EXERCISE BRIEF: Find every line in the records below that holds the word "about", and copy each one.
[TASK MATERIAL]
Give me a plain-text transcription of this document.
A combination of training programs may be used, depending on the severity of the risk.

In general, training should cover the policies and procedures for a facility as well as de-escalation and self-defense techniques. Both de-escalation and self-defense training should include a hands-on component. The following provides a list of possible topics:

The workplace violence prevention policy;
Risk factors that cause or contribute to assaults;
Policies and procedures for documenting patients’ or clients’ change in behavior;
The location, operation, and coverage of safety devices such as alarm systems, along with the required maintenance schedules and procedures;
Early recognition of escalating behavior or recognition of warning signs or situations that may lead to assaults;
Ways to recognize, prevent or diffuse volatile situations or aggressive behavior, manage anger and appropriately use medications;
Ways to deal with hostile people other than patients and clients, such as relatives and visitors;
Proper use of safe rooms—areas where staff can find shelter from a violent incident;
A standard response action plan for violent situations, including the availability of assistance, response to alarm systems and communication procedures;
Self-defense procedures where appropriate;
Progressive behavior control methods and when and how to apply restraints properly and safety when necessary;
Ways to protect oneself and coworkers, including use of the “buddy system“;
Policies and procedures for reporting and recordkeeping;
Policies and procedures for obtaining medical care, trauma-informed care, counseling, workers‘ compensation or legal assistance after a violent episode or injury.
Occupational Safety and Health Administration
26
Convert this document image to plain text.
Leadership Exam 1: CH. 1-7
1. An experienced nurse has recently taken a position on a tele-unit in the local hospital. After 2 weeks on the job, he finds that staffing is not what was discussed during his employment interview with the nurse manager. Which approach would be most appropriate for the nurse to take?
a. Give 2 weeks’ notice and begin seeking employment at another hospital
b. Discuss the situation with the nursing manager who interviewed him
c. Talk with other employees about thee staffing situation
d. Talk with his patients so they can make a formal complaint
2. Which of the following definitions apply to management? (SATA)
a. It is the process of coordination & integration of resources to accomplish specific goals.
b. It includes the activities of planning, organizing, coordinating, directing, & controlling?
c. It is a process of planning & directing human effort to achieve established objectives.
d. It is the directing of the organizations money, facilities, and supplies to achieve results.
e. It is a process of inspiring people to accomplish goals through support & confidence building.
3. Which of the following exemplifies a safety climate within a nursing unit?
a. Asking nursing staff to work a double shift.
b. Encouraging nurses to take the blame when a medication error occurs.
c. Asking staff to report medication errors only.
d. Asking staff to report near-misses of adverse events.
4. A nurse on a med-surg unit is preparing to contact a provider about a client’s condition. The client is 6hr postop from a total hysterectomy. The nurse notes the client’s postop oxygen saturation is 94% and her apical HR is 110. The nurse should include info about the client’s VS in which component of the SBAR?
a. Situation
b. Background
[/TASK MATERIAL]
RESPONSE TO THIS TASK:
c. Talk with other employees about thee staffing situation
4. A nurse on a med-surg unit is preparing to contact a provider about a client’s condition. The client is 6hr postop from a total hysterectomy. The nurse notes the client’s postop oxygen saturation is 94% and her apical HR is 110. The nurse should include info about the client’s VS in which component of the SBAR?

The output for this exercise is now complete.